• **What is being asked**:
Wherever a line in the data below holds "JSON", copy that line.

**** Data in this exercise

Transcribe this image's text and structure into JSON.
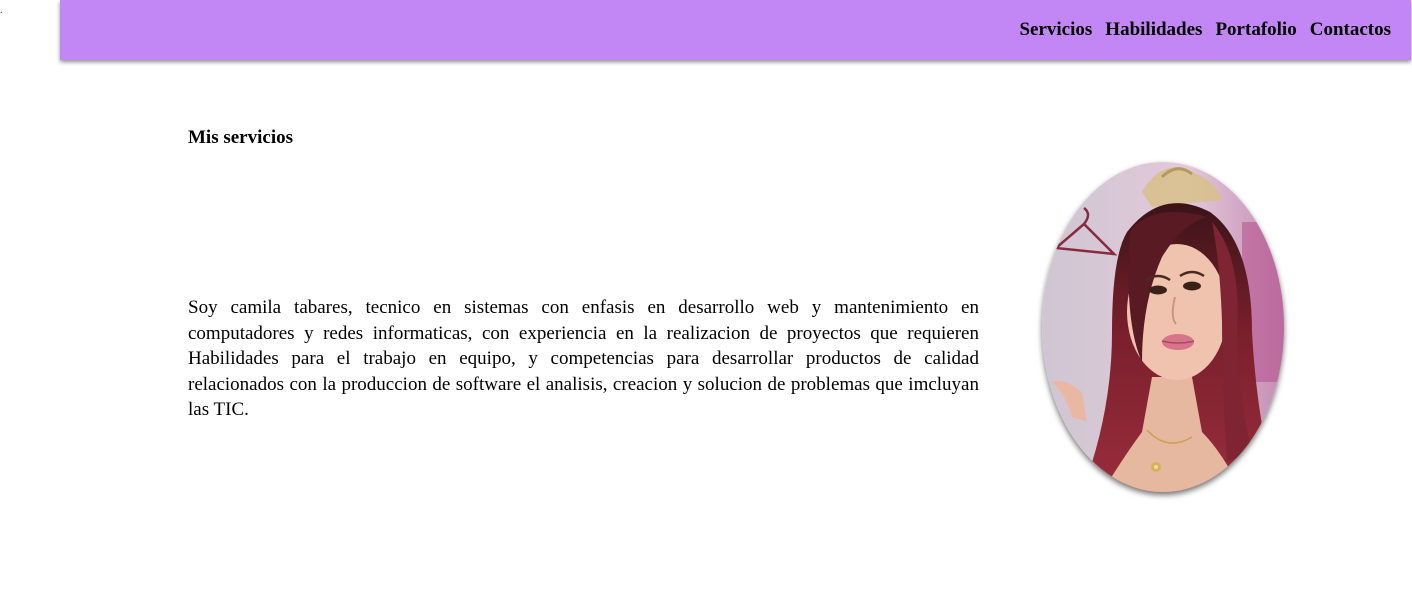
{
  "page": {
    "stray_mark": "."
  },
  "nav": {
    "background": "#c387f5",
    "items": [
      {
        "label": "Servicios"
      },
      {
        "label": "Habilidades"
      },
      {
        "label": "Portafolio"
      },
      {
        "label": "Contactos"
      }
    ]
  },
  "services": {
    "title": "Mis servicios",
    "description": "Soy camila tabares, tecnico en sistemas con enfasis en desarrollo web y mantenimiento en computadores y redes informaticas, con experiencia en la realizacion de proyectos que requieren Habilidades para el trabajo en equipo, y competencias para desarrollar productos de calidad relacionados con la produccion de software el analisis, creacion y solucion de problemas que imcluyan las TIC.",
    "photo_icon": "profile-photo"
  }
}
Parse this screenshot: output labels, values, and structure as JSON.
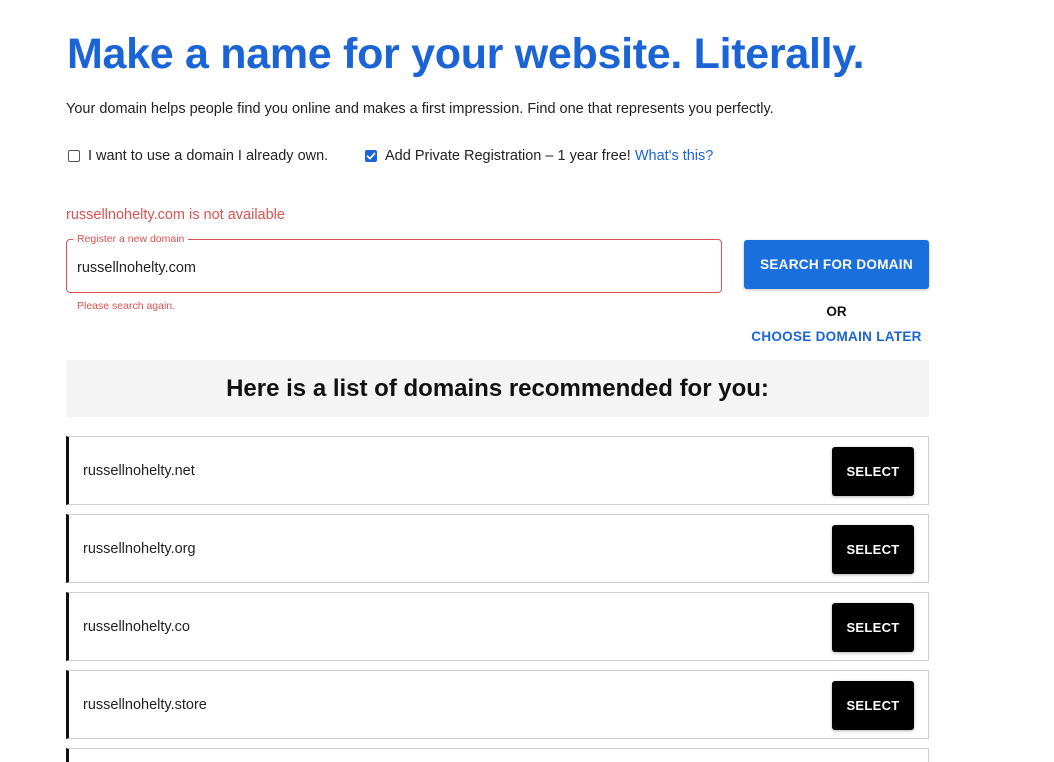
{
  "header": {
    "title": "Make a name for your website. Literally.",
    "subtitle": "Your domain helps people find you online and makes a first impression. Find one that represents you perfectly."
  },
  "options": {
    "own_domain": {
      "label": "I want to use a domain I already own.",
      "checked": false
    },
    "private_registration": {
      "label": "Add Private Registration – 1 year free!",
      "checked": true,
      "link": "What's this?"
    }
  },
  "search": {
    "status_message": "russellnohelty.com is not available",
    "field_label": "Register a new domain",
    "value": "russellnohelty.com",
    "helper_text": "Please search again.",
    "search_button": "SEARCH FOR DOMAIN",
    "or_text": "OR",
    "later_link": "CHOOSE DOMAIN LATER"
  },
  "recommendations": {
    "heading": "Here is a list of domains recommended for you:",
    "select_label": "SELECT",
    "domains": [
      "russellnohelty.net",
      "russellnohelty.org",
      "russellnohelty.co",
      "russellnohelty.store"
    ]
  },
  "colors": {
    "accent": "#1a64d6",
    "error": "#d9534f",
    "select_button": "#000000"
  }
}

********
**** Data in this exercise

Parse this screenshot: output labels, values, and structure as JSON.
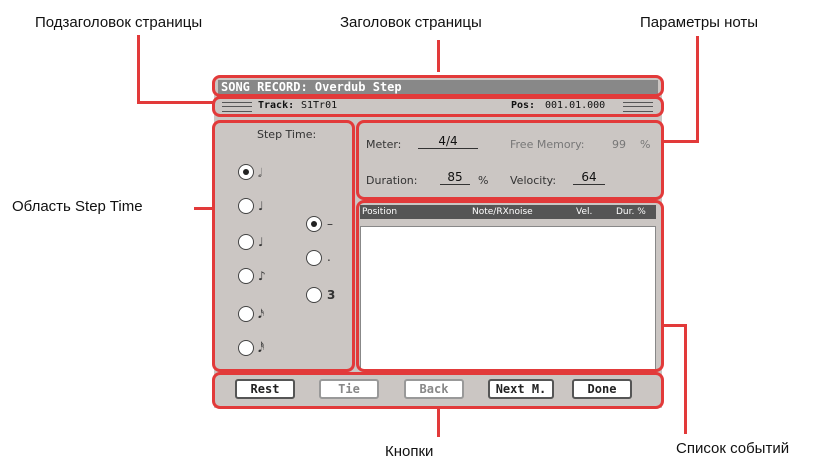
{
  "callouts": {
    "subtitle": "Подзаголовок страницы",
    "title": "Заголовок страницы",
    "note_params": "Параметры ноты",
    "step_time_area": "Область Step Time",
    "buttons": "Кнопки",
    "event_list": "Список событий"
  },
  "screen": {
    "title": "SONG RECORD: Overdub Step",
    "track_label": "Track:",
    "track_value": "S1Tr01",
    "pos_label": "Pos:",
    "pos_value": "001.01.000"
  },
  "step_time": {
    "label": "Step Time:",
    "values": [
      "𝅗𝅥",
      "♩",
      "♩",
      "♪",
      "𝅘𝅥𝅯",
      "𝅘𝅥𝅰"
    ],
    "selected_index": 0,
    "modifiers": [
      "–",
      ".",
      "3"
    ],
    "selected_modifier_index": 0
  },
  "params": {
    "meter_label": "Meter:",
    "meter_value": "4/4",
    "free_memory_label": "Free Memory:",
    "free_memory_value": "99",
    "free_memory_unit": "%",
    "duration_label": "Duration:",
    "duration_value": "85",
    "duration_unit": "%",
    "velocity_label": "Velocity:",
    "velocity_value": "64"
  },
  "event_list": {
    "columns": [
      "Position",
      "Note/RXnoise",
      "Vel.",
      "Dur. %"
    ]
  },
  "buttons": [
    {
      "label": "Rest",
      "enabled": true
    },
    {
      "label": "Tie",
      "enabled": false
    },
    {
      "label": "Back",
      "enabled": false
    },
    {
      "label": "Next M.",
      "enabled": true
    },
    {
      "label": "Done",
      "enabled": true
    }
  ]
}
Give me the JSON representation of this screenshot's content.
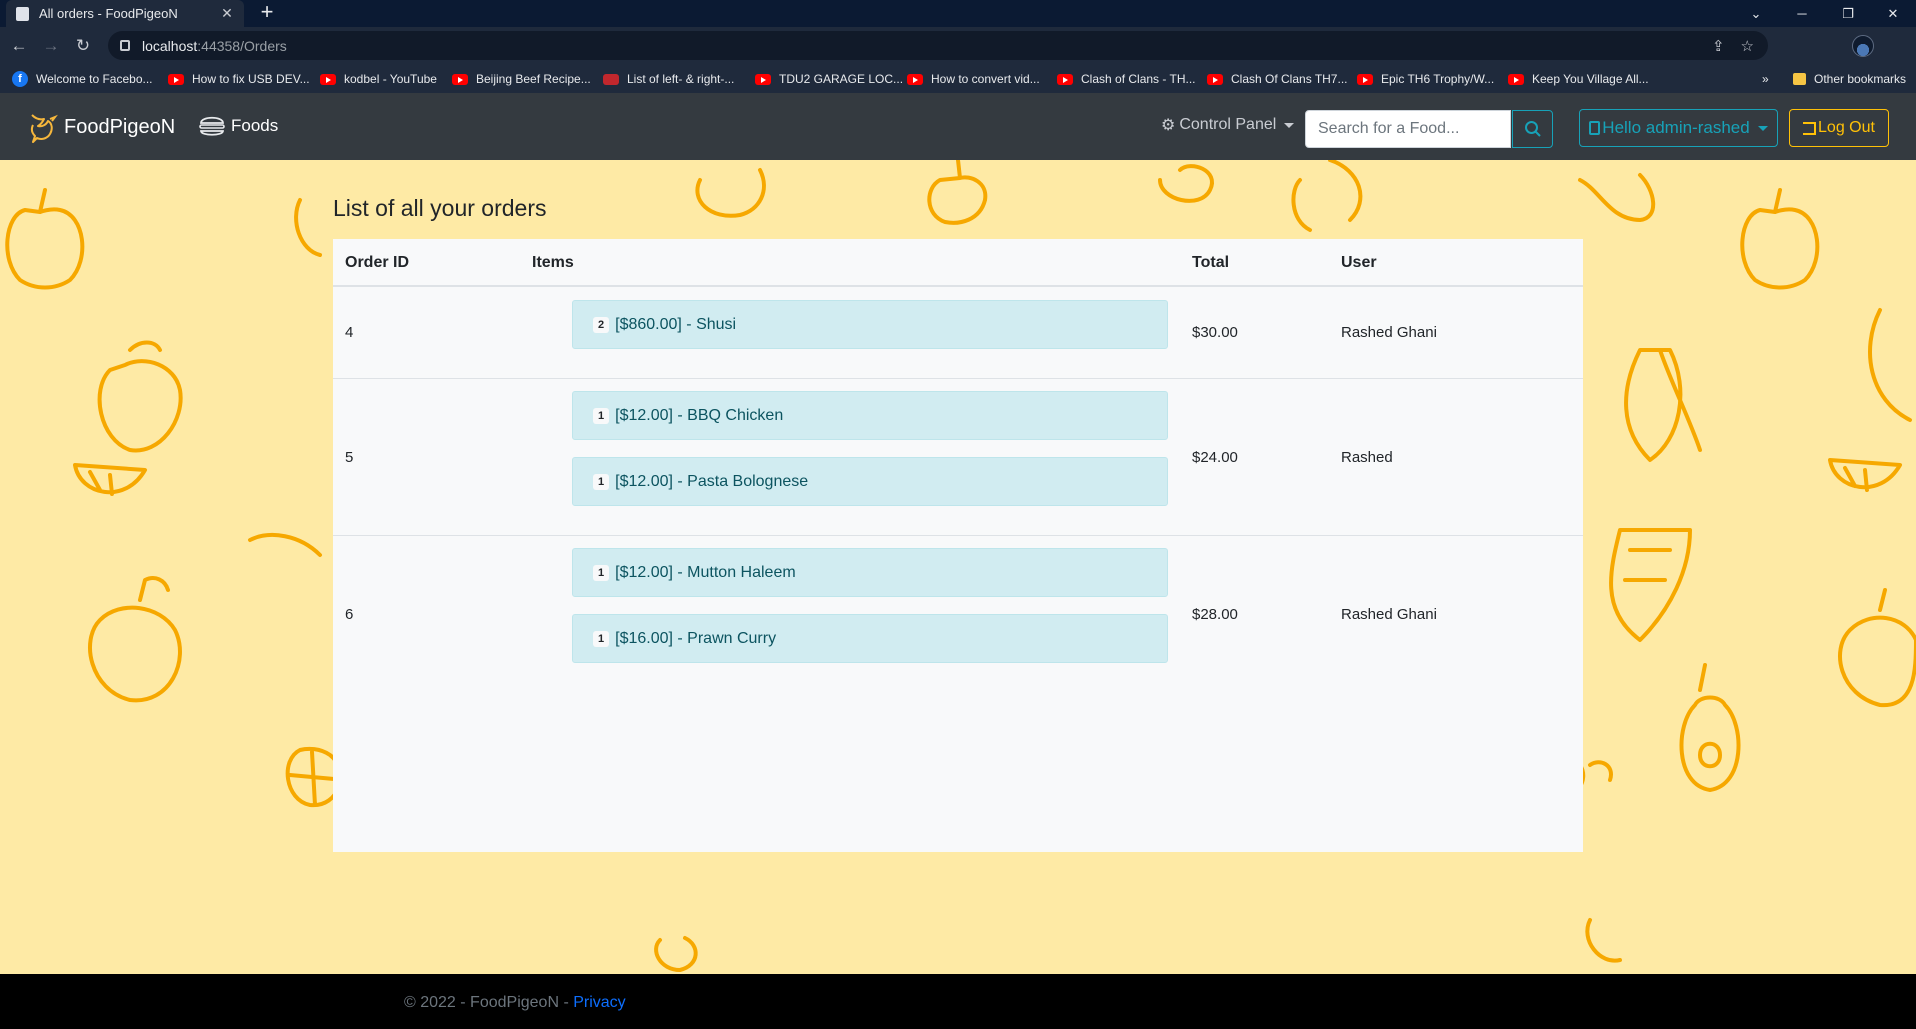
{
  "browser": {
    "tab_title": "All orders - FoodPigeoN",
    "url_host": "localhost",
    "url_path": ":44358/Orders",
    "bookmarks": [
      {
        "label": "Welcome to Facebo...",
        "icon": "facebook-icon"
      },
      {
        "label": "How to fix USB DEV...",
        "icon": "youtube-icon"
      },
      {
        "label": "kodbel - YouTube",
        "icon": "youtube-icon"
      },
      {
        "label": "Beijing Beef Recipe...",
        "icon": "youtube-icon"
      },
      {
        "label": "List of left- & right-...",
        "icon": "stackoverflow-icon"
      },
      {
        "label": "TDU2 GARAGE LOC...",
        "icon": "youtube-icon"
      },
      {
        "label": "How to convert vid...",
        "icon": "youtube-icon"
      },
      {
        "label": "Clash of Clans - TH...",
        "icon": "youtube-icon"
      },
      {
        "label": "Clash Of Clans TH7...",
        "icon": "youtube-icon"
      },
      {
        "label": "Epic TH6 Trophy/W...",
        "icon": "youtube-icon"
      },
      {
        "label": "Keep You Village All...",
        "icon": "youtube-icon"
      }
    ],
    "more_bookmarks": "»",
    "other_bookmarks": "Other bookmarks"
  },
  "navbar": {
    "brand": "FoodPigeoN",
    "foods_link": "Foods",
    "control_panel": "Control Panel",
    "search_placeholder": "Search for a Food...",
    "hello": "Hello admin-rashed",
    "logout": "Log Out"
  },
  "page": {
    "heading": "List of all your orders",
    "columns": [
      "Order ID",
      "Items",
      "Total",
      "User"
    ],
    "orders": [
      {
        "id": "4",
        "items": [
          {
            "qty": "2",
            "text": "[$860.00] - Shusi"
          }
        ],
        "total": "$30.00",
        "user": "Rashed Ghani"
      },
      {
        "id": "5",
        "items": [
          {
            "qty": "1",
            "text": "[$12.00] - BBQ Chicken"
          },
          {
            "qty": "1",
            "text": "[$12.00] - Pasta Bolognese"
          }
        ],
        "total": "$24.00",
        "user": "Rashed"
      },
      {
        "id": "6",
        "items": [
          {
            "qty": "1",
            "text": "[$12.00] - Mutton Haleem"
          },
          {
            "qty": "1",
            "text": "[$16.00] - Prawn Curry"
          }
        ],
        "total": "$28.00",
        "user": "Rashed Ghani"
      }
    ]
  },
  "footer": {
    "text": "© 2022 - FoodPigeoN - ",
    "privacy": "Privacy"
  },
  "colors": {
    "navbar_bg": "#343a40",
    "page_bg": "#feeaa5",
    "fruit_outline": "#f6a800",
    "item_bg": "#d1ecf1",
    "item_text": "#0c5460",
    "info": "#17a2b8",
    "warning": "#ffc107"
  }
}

********

• **Result of the task**:
Transcribe this image's text and structure into JSON.
Parse this screenshot: output labels, values, and structure as JSON.
Parse this screenshot: output labels, values, and structure as JSON.
Give me the JSON representation of this screenshot's content.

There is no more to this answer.